§ DOCUMENT PASSAGE:
·····
Speaker: Dr. Elizabeth Bumgardner, Chair of Mathematics at the North Carolina School of Science and Mathematics – Morganton (invited by Adalira Saenz-Ludlow)

Title: Active Learning and What It Entails: From Curriculum, to Intellectual Environment, to Physical Environment

Abstract:  Educators often discuss the importance of active learning in the classroom to deepen students’ understanding of mathematical concepts and help students take ownership of their own learning.  Active learning tasks such as think-pair-share, reading for comprehension, chunked problem analysis, and muddiest point are readily offered as possible activities for instructors interested in implementing active learning within their own classroom. Why do some instructors succeed in implementing such tasks while others struggle? What factors contribute to the success of active learning in a mathematics classroom? In this colloquium talk, we will discuss the role of curriculum design in a successful active learning classroom and the importance of a curriculum focused on making conceptual connections and establishing habits of thinking.  We will look at the process of preparing and aligning tasks that allow for hypothesizing, time for thinking, active engagement with content, and reflection.  In addition, we will consider the intellectual environment and the physical environment conducive to active learning.
·····
[Some data]
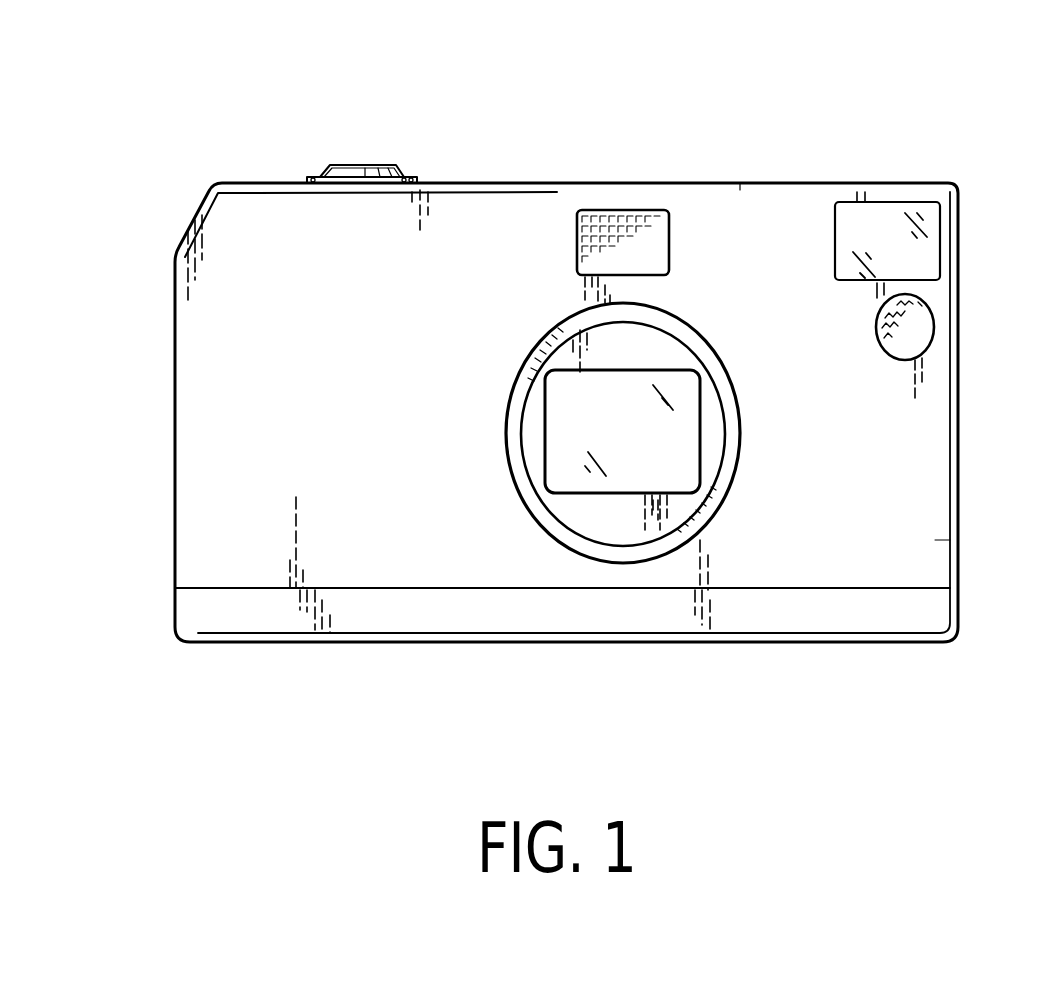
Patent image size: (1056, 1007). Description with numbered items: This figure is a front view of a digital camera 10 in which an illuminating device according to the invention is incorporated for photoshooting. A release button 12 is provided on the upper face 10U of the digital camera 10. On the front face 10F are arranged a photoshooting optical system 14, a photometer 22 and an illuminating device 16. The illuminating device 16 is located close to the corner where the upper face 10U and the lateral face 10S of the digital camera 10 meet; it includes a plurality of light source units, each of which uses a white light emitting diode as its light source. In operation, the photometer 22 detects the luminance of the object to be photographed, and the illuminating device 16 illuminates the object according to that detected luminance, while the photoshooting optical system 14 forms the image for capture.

The digital camera 10 is at (641, 112).
The upper face 10U is at (762, 183).
The lateral face 10S is at (960, 438).
The front face 10F is at (935, 540).
The release button 12 is at (362, 170).
The photoshooting optical system 14 is at (506, 438).
The illuminating device 16 is at (886, 202).
The photometer 22 is at (935, 327).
·····
§ LIST OF TASKS:
1. From the talk announcement, extract the passage that begins at the words "Speaker: Dr. Elizabeth Bumgardner, Chair" and stops after the words "by Adalira Saenz-Ludlow)".
2. In the talk announcement, what position does the speaker hold?
3. Proceed with the talk announcement on active learning, picking up after its last sentence.

§ ANSWERS PER TASK:
1.
Speaker: Dr. Elizabeth Bumgardner, Chair of Mathematics at the North Carolina School of Science and Mathematics – Morganton (invited by Adalira Saenz-Ludlow)

2. Chair of Mathematics at the North Carolina School of Science and Mathematics – Morganton.

3.
Speaker: Dr. Domynikas Norgilas from the University of Michigan (invited by Adriana Ocejo Monge)

Title: The Monge-Kantorovich mass transport with supermartingale constraints.

Abstract:  Given two measures μ,ν on R with μ(R) ≤ ν(R), and such that μ is smaller than ν in positive convex-decreasing order (i.e., μ ≤_pcd ν), there exists a two-period supermartingale S = (S₁,S₂) that transports μ to ν. For each such supermartingale, S₁ ~ μ, but there are many possible choices for the law of S₂. In this talk we study two canonical choices (the minimal and the maximal measures) with respect to convex-decreasing order. We show how these measures give rise to the so-called supermartingale shadow couplings of S₁ and S₂.

Speaker: Dr. Jonathan Meddaugh from Baylor University (invited by Will Brian)

Title: Shadowing in Dynamical Systems: When are approximate orbits meaningful?

Abstract:  In a discrete dynamical system f: X → X, the orbit of a point x ϵ X is the sequence x, f(x), f²(x), . . . . In even modestly complex systems, small errors compound rapidly in computations of orbits, leading to true orbits and computed orbits that are wildly different. Surprisingly, however, there is a large class of systems for which these approximate orbits can yield useful qualitative information about the dynamics of the system—systems with shadowing. Informally, a dynamical system f: X → X has the shadowing property provided that for any specified level of tolerance, there is a level of precision that guarantees that any approximate orbit which is computed with this level of precision is itself approximated (shadowed) within the specified tolerance by a true orbit for the system. In this talk, we will discuss the shadowing property with a focus on recent results concerning characterizations of this property and its relative prevalence in certain classes of dynamical systems.

Speaker: Dr. Akshaa Vatwani from IIT Gandhinagar (invited by Arindam Roy)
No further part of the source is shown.